* GIVEN RECORDS:
+ + + + + + +

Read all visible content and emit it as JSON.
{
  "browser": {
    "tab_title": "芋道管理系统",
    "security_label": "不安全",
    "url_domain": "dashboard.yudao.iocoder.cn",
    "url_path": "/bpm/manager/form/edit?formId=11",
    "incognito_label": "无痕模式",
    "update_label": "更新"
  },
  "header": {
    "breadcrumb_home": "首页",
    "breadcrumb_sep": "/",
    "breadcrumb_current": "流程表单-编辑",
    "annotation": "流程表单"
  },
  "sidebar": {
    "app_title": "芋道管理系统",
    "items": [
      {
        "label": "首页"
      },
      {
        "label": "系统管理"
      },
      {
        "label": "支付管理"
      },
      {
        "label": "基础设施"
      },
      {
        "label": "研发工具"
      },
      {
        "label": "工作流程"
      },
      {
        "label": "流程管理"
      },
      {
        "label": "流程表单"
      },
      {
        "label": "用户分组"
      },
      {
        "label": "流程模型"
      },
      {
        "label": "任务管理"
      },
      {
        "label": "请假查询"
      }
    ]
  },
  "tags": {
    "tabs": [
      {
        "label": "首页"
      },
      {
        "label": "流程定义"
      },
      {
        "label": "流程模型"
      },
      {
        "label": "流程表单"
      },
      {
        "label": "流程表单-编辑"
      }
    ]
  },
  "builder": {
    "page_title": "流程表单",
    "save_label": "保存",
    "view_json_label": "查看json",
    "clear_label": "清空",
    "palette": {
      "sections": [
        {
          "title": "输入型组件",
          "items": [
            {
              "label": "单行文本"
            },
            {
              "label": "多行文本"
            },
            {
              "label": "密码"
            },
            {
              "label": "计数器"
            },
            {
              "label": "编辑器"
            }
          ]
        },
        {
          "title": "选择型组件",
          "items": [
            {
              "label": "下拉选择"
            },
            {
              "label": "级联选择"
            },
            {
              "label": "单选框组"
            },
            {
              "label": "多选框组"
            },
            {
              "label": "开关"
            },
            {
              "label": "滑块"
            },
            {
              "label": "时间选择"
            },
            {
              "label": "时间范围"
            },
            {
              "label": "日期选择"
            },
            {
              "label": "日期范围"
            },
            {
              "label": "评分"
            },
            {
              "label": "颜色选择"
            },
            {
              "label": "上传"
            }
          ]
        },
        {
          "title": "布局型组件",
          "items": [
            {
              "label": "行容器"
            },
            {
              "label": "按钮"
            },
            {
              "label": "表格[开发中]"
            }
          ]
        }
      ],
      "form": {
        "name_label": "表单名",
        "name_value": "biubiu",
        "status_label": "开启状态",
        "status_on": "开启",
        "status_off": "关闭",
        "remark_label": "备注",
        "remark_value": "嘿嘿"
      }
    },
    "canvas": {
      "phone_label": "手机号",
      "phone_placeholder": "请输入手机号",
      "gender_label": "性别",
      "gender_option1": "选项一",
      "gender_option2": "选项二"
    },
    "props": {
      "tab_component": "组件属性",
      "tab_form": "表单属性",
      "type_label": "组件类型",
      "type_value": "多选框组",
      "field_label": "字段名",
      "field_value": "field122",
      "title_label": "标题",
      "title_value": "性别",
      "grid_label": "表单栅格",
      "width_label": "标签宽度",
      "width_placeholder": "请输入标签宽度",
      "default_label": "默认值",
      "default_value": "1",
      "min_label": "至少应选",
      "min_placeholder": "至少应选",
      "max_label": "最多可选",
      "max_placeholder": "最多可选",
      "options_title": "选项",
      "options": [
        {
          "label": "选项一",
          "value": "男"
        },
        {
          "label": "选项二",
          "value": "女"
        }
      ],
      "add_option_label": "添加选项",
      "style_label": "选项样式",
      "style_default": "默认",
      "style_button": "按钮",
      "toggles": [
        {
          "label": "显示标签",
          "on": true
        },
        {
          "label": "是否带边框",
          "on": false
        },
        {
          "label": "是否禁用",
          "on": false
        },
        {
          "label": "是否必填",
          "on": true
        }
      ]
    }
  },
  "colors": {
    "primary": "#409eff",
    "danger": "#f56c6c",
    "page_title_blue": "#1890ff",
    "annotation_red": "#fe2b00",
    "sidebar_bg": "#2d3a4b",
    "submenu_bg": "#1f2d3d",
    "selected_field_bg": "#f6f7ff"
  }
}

+ + + + + + +

* EXERCISE INSTRUCTIONS: Print every line of the records exactly. Omit nothing.

* WRITTEN RESPONSE:
Read all visible content and emit it as JSON.
{
  "browser": {
    "tab_title": "芋道管理系统",
    "security_label": "不安全",
    "url_domain": "dashboard.yudao.iocoder.cn",
    "url_path": "/bpm/manager/form/edit?formId=11",
    "incognito_label": "无痕模式",
    "update_label": "更新"
  },
  "header": {
    "breadcrumb_home": "首页",
    "breadcrumb_sep": "/",
    "breadcrumb_current": "流程表单-编辑",
    "annotation": "流程表单"
  },
  "sidebar": {
    "app_title": "芋道管理系统",
    "items": [
      {
        "label": "首页"
      },
      {
        "label": "系统管理"
      },
      {
        "label": "支付管理"
      },
      {
        "label": "基础设施"
      },
      {
        "label": "研发工具"
      },
      {
        "label": "工作流程"
      },
      {
        "label": "流程管理"
      },
      {
        "label": "流程表单"
      },
      {
        "label": "用户分组"
      },
      {
        "label": "流程模型"
      },
      {
        "label": "任务管理"
      },
      {
        "label": "请假查询"
      }
    ]
  },
  "tags": {
    "tabs": [
      {
        "label": "首页"
      },
      {
        "label": "流程定义"
      },
      {
        "label": "流程模型"
      },
      {
        "label": "流程表单"
      },
      {
        "label": "流程表单-编辑"
      }
    ]
  },
  "builder": {
    "page_title": "流程表单",
    "save_label": "保存",
    "view_json_label": "查看json",
    "clear_label": "清空",
    "palette": {
      "sections": [
        {
          "title": "输入型组件",
          "items": [
            {
              "label": "单行文本"
            },
            {
              "label": "多行文本"
            },
            {
              "label": "密码"
            },
            {
              "label": "计数器"
            },
            {
              "label": "编辑器"
            }
          ]
        },
        {
          "title": "选择型组件",
          "items": [
            {
              "label": "下拉选择"
            },
            {
              "label": "级联选择"
            },
            {
              "label": "单选框组"
            },
            {
              "label": "多选框组"
            },
            {
              "label": "开关"
            },
            {
              "label": "滑块"
            },
            {
              "label": "时间选择"
            },
            {
              "label": "时间范围"
            },
            {
              "label": "日期选择"
            },
            {
              "label": "日期范围"
            },
            {
              "label": "评分"
            },
            {
              "label": "颜色选择"
            },
            {
              "label": "上传"
            }
          ]
        },
        {
          "title": "布局型组件",
          "items": [
            {
              "label": "行容器"
            },
            {
              "label": "按钮"
            },
            {
              "label": "表格[开发中]"
            }
          ]
        }
      ],
      "form": {
        "name_label": "表单名",
        "name_value": "biubiu",
        "status_label": "开启状态",
        "status_on": "开启",
        "status_off": "关闭",
        "remark_label": "备注",
        "remark_value": "嘿嘿"
      }
    },
    "canvas": {
      "phone_label": "手机号",
      "phone_placeholder": "请输入手机号",
      "gender_label": "性别",
      "gender_option1": "选项一",
      "gender_option2": "选项二"
    },
    "props": {
      "tab_component": "组件属性",
      "tab_form": "表单属性",
      "type_label": "组件类型",
      "type_value": "多选框组",
      "field_label": "字段名",
      "field_value": "field122",
      "title_label": "标题",
      "title_value": "性别",
      "grid_label": "表单栅格",
      "width_label": "标签宽度",
      "width_placeholder": "请输入标签宽度",
      "default_label": "默认值",
      "default_value": "1",
      "min_label": "至少应选",
      "min_placeholder": "至少应选",
      "max_label": "最多可选",
      "max_placeholder": "最多可选",
      "options_title": "选项",
      "options": [
        {
          "label": "选项一",
          "value": "男"
        },
        {
          "label": "选项二",
          "value": "女"
        }
      ],
      "add_option_label": "添加选项",
      "style_label": "选项样式",
      "style_default": "默认",
      "style_button": "按钮",
      "toggles": [
        {
          "label": "显示标签",
          "on": true
        },
        {
          "label": "是否带边框",
          "on": false
        },
        {
          "label": "是否禁用",
          "on": false
        },
        {
          "label": "是否必填",
          "on": true
        }
      ]
    }
  },
  "colors": {
    "primary": "#409eff",
    "danger": "#f56c6c",
    "page_title_blue": "#1890ff",
    "annotation_red": "#fe2b00",
    "sidebar_bg": "#2d3a4b",
    "submenu_bg": "#1f2d3d",
    "selected_field_bg": "#f6f7ff"
  }
}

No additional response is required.